Set problem: Do any lines in the data below contain "document"? If so, copy every one of them.

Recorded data
________________

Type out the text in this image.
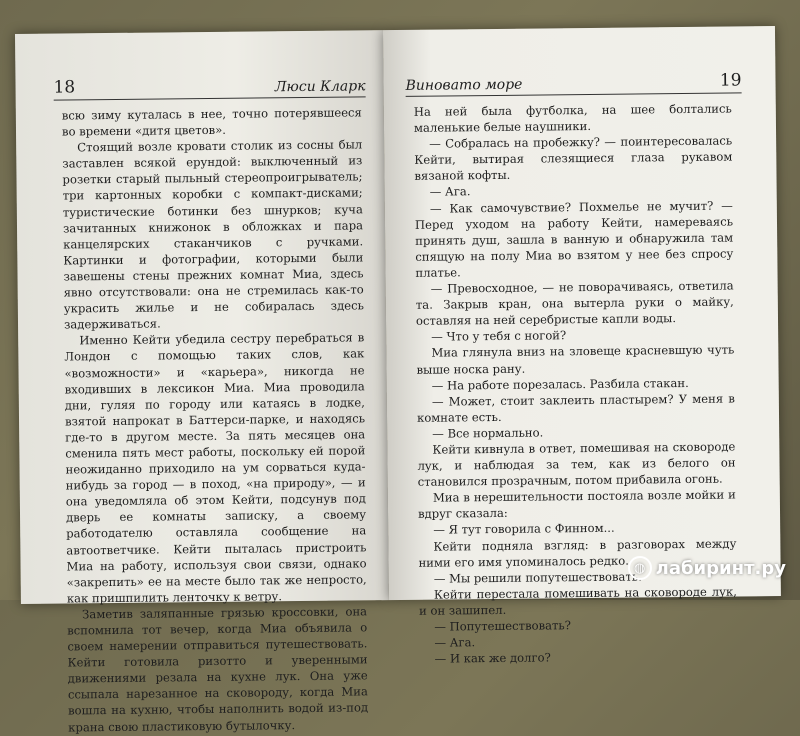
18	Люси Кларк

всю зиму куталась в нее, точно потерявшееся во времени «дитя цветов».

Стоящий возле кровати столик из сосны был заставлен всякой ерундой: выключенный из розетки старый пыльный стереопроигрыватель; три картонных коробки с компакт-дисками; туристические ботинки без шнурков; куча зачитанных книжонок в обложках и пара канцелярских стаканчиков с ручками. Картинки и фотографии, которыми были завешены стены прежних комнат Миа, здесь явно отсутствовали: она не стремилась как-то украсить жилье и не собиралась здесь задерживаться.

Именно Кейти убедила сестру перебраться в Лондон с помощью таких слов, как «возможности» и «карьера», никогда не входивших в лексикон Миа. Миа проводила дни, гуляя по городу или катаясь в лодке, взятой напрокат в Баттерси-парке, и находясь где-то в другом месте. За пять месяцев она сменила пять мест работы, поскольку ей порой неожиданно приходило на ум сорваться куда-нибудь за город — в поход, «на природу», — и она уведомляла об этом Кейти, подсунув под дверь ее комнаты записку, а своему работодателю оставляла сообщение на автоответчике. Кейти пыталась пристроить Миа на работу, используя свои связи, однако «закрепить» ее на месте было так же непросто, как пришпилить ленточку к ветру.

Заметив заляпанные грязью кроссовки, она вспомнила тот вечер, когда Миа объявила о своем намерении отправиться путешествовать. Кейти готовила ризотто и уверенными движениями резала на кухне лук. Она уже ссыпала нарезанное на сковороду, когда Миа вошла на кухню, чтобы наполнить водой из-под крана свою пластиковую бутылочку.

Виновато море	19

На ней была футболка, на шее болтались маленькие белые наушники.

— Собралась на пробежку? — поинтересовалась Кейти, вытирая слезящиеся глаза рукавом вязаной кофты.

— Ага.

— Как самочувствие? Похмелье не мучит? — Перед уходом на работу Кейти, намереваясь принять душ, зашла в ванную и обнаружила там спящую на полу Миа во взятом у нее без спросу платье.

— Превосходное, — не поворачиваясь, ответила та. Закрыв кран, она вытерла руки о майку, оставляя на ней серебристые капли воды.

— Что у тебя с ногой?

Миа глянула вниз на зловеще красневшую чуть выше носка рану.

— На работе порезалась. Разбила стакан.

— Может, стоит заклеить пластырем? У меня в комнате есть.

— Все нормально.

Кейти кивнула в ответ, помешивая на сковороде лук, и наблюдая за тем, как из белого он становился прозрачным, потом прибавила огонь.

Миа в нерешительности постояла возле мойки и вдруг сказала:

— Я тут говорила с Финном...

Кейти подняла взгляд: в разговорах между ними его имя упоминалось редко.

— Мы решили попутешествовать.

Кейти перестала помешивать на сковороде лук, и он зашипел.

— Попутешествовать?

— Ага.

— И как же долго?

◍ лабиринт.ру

________________

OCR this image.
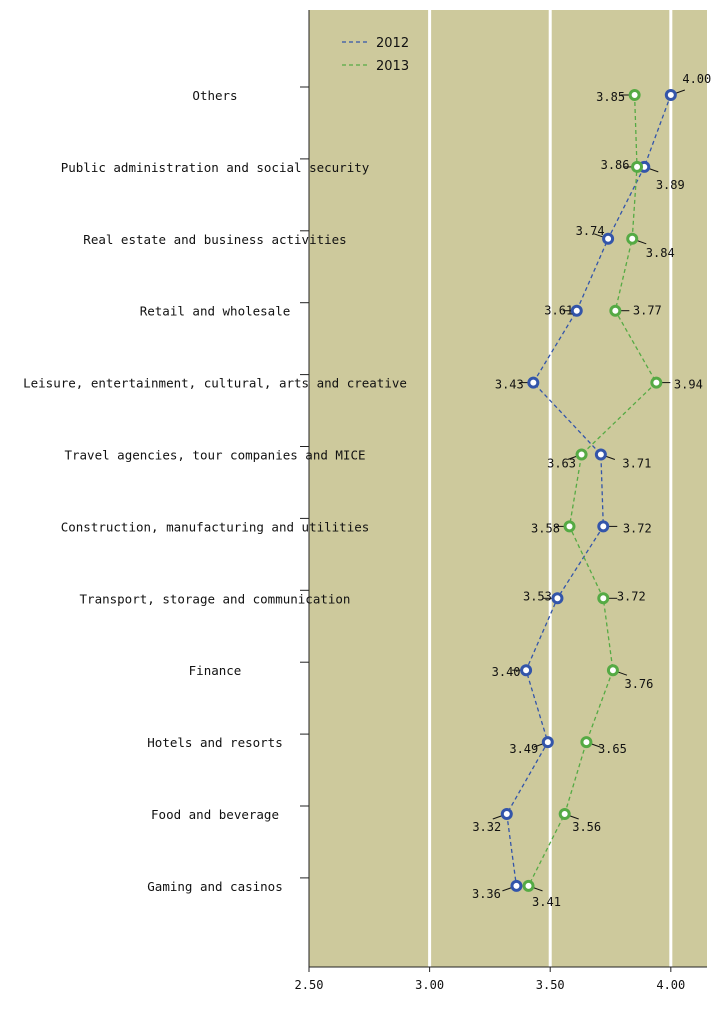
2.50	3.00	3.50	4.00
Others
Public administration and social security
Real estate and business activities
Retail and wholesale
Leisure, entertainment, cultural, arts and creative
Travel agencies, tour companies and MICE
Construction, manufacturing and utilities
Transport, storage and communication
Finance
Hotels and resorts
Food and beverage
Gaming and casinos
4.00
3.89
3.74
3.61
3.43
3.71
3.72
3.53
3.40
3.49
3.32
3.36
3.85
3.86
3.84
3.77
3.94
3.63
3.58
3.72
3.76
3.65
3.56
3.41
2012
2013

________________

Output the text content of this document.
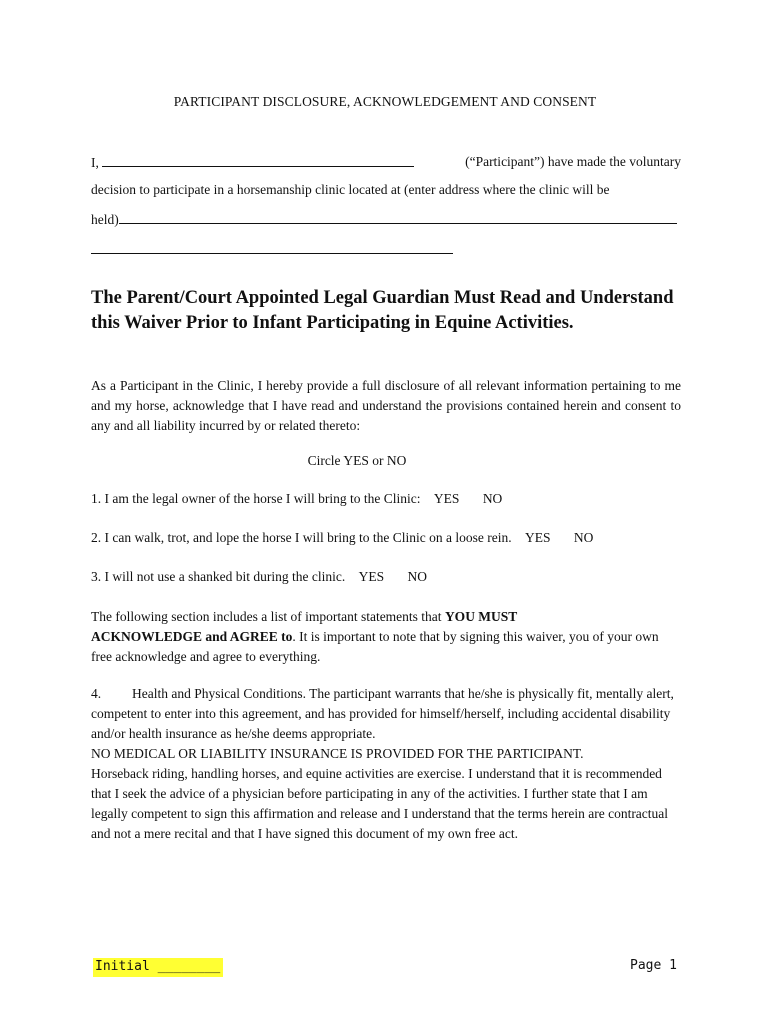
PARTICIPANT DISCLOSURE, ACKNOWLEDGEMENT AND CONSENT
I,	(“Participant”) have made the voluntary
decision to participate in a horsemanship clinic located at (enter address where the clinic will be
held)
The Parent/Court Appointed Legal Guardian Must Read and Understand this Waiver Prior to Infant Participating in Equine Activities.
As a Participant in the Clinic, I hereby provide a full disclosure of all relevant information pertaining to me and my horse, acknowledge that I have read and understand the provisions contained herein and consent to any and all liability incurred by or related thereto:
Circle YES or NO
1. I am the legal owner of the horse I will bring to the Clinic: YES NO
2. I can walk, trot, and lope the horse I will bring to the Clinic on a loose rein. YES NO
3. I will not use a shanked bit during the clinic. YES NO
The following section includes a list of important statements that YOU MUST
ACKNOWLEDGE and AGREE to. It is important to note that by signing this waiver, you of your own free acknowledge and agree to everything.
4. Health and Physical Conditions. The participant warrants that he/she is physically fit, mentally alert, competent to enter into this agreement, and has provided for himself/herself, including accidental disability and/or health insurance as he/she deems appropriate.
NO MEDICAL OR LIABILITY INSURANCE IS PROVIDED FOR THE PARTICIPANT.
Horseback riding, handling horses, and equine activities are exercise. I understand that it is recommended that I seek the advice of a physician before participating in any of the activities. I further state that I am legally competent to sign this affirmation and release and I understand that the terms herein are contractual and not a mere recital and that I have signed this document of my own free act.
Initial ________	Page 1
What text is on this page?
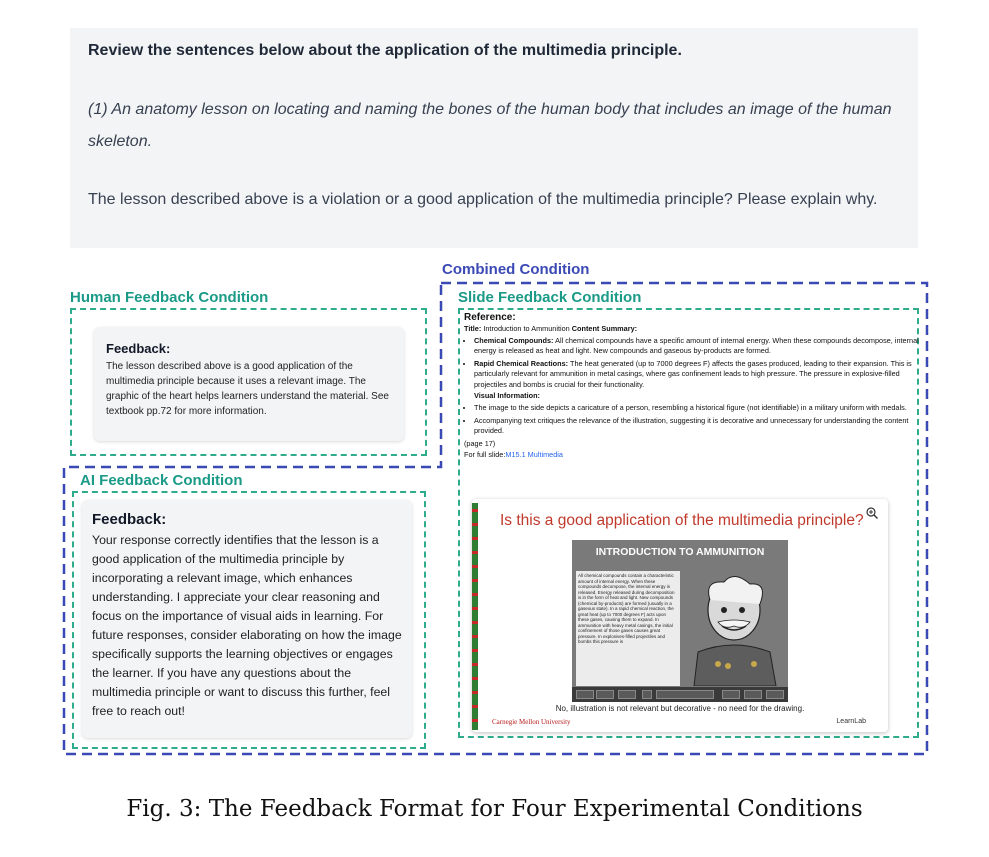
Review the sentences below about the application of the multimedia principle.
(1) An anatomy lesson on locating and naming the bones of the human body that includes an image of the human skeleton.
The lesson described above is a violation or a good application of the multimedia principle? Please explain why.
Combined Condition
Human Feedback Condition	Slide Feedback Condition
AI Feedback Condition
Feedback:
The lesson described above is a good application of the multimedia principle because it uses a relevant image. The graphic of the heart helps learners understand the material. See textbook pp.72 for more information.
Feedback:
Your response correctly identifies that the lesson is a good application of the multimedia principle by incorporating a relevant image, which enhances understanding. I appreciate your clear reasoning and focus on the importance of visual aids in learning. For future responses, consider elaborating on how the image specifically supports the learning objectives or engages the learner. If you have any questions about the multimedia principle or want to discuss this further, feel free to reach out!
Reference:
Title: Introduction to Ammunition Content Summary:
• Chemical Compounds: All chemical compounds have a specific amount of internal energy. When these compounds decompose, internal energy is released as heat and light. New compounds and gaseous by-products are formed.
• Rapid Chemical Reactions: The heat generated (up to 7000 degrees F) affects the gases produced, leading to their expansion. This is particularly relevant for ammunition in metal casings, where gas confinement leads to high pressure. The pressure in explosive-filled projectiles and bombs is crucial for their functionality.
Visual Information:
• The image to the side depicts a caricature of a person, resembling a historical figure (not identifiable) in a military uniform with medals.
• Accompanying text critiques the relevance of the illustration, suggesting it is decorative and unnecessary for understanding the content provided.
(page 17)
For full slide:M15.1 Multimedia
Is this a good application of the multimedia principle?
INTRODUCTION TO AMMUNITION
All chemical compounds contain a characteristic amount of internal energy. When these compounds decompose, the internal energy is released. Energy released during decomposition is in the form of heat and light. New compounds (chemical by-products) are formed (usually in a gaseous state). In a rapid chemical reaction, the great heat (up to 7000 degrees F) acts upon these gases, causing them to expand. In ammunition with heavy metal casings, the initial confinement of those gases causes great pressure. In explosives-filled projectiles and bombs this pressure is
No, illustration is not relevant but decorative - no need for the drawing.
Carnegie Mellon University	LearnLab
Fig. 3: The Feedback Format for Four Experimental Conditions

________________

Output:
Output the text content of this document.
Horseback riding, handling horses, and equine activities are exercise. I understand that it is recommended that I seek the advice of a physician before participating in any of the activities. I further state that I am legally competent to sign this affirmation and release and I understand that the terms herein are contractual and not a mere recital and that I have signed this document of my own free act.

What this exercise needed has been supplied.